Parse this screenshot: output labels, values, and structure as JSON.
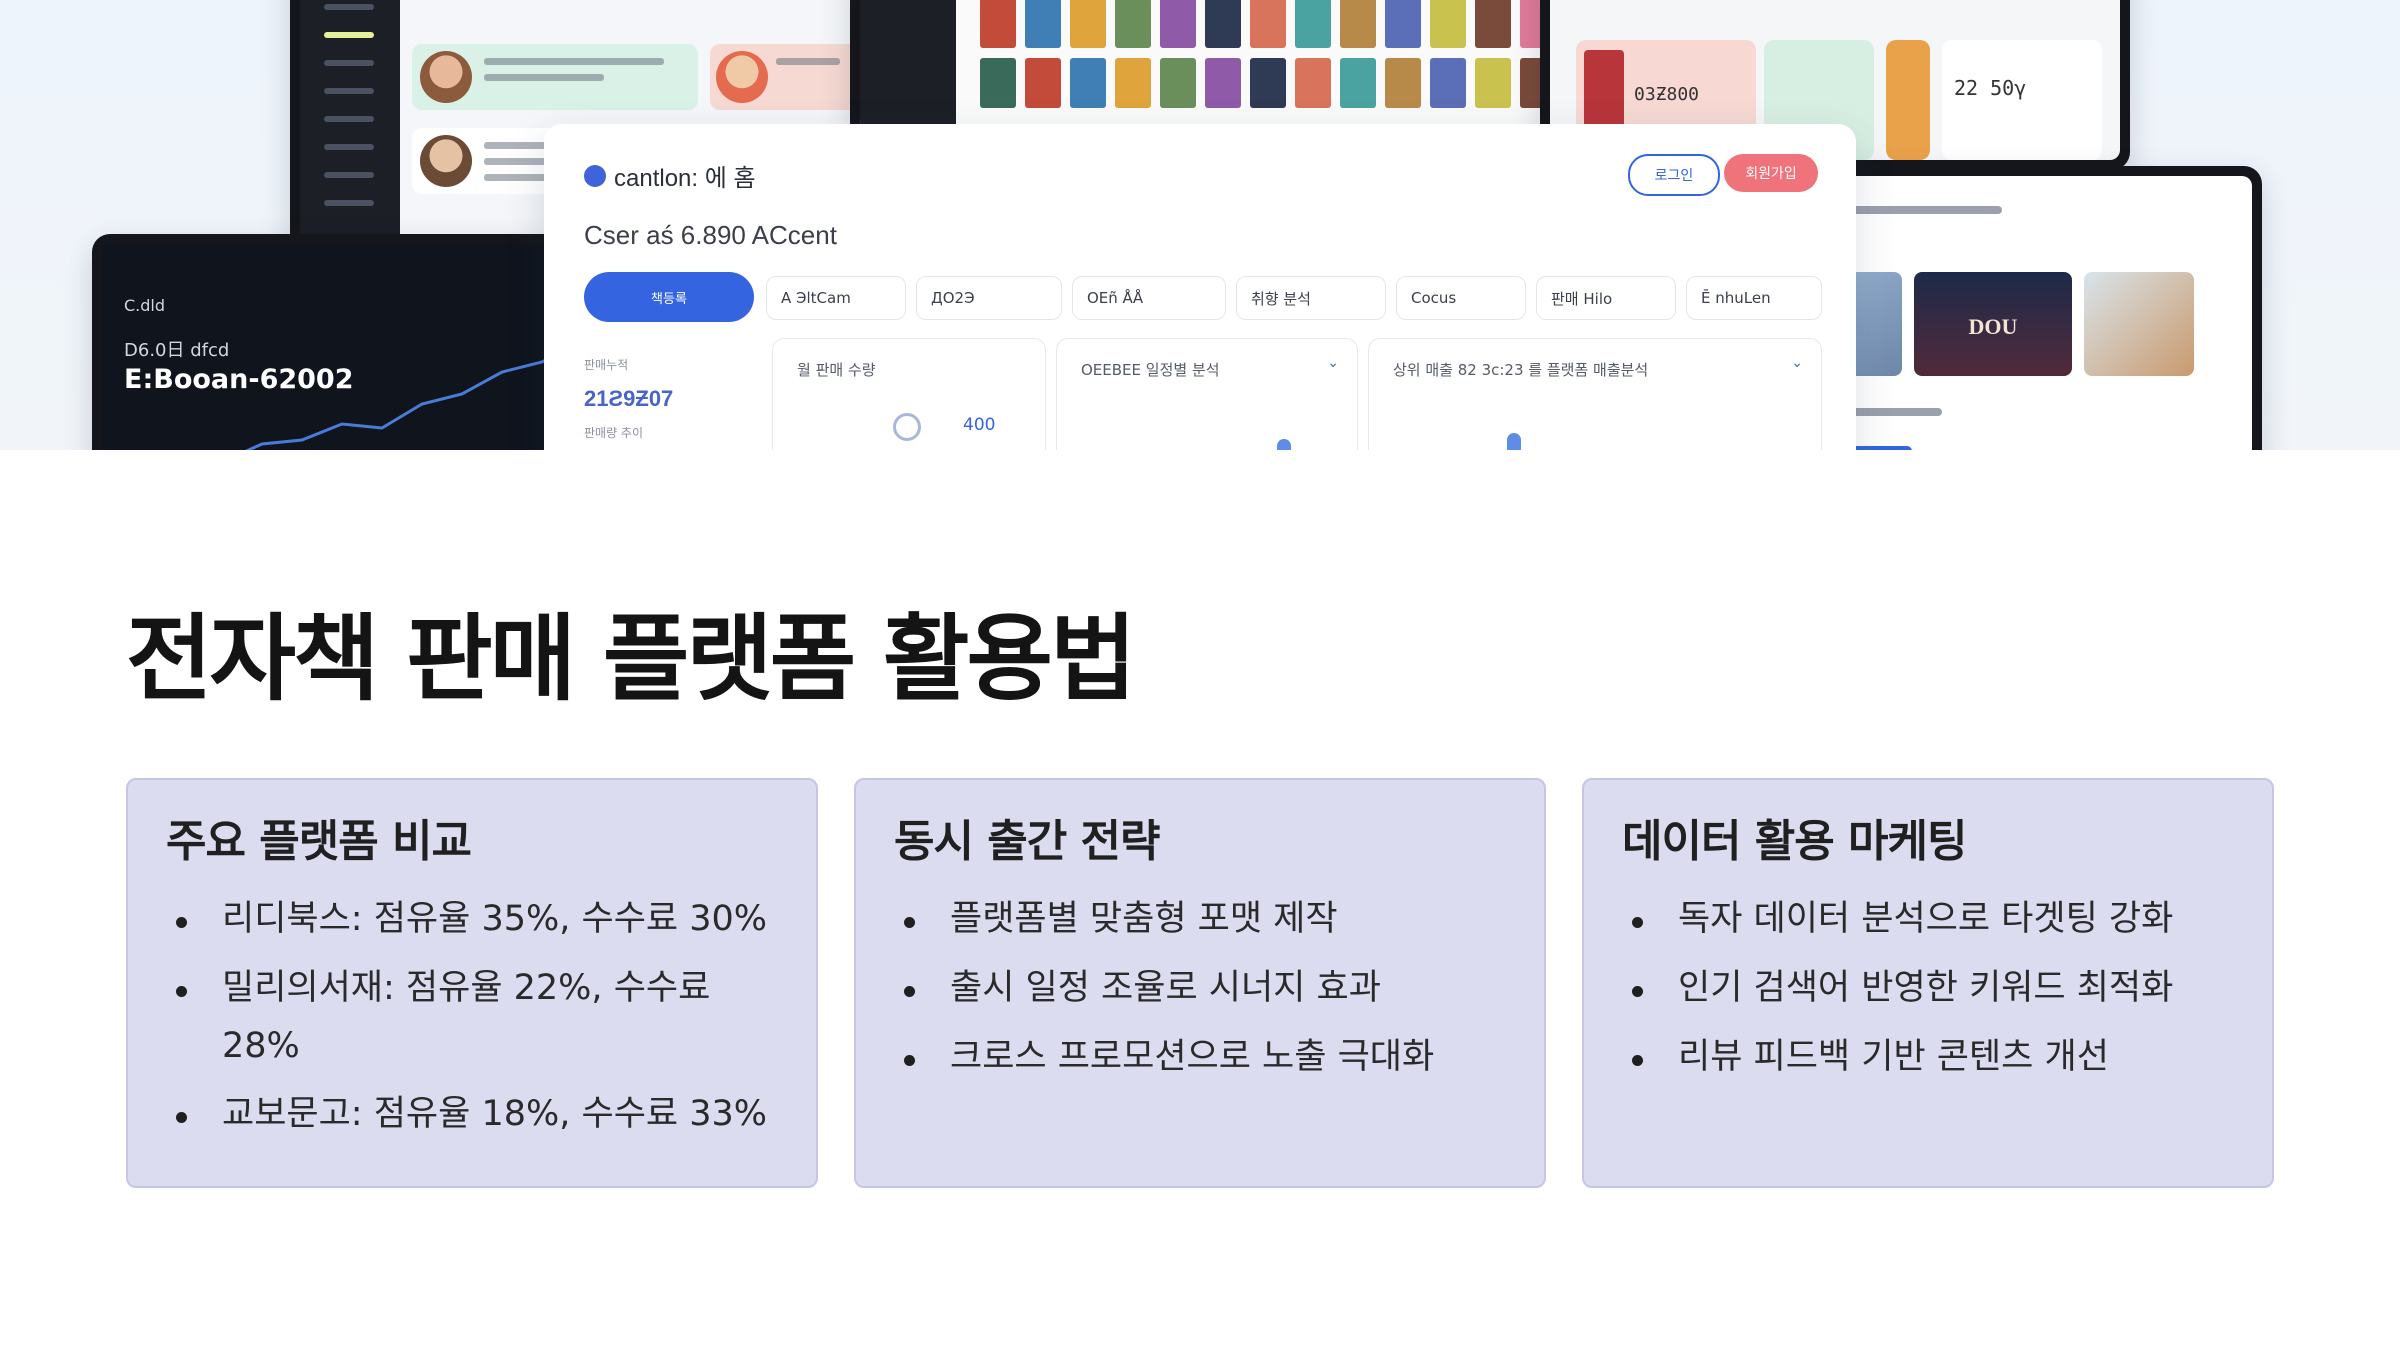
{
  "hero": {
    "panel_brand": "cantlon: 에 홈",
    "panel_btn_login": "로그인",
    "panel_btn_signup": "회원가입",
    "panel_title": "Cser aś 6.890 ACcent",
    "panel_primary": "책등록",
    "panel_chips": [
      "A ЭltCam",
      "ДO2Э",
      "OEñ ÅÅ",
      "취향 분석",
      "Cocus",
      "판매 Hilo",
      "Ē nhuLen"
    ],
    "panel_stat_label": "판매누적",
    "panel_stat_value": "21Ƨ9Ƶ07",
    "panel_stat_sub": "판매량 추이",
    "widget_1_title": "월 판매 수량",
    "widget_1_value": "400",
    "widget_2_title": "OEEBEE 일정별 분석",
    "widget_3_title": "상위 매출 82 3c:23 를 플랫폼 매출분석",
    "bl_head": "C.dld",
    "bl_sub": "D6.0日 dfcd",
    "bl_title": "E:Booan-62002",
    "tr_value_1": "03Ƶ800",
    "tr_value_2": "22 50γ",
    "thumb_label": "DOU"
  },
  "title": "전자책 판매 플랫폼 활용법",
  "cards": [
    {
      "heading": "주요 플랫폼 비교",
      "items": [
        "리디북스: 점유율 35%, 수수료 30%",
        "밀리의서재: 점유율 22%, 수수료 28%",
        "교보문고: 점유율 18%, 수수료 33%"
      ]
    },
    {
      "heading": "동시 출간 전략",
      "items": [
        "플랫폼별 맞춤형 포맷 제작",
        "출시 일정 조율로 시너지 효과",
        "크로스 프로모션으로 노출 극대화"
      ]
    },
    {
      "heading": "데이터 활용 마케팅",
      "items": [
        "독자 데이터 분석으로 타겟팅 강화",
        "인기 검색어 반영한 키워드 최적화",
        "리뷰 피드백 기반 콘텐츠 개선"
      ]
    }
  ]
}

— Problem requirements —
Quote every line of the records above exactly; no picture is to be copied.

— Written solution —
Parse this screenshot: output labels, values, and structure as JSON.
{
  "hero": {
    "panel_brand": "cantlon: 에 홈",
    "panel_btn_login": "로그인",
    "panel_btn_signup": "회원가입",
    "panel_title": "Cser aś 6.890 ACcent",
    "panel_primary": "책등록",
    "panel_chips": [
      "A ЭltCam",
      "ДO2Э",
      "OEñ ÅÅ",
      "취향 분석",
      "Cocus",
      "판매 Hilo",
      "Ē nhuLen"
    ],
    "panel_stat_label": "판매누적",
    "panel_stat_value": "21Ƨ9Ƶ07",
    "panel_stat_sub": "판매량 추이",
    "widget_1_title": "월 판매 수량",
    "widget_1_value": "400",
    "widget_2_title": "OEEBEE 일정별 분석",
    "widget_3_title": "상위 매출 82 3c:23 를 플랫폼 매출분석",
    "bl_head": "C.dld",
    "bl_sub": "D6.0日 dfcd",
    "bl_title": "E:Booan-62002",
    "tr_value_1": "03Ƶ800",
    "tr_value_2": "22 50γ",
    "thumb_label": "DOU"
  },
  "title": "전자책 판매 플랫폼 활용법",
  "cards": [
    {
      "heading": "주요 플랫폼 비교",
      "items": [
        "리디북스: 점유율 35%, 수수료 30%",
        "밀리의서재: 점유율 22%, 수수료 28%",
        "교보문고: 점유율 18%, 수수료 33%"
      ]
    },
    {
      "heading": "동시 출간 전략",
      "items": [
        "플랫폼별 맞춤형 포맷 제작",
        "출시 일정 조율로 시너지 효과",
        "크로스 프로모션으로 노출 극대화"
      ]
    },
    {
      "heading": "데이터 활용 마케팅",
      "items": [
        "독자 데이터 분석으로 타겟팅 강화",
        "인기 검색어 반영한 키워드 최적화",
        "리뷰 피드백 기반 콘텐츠 개선"
      ]
    }
  ]
}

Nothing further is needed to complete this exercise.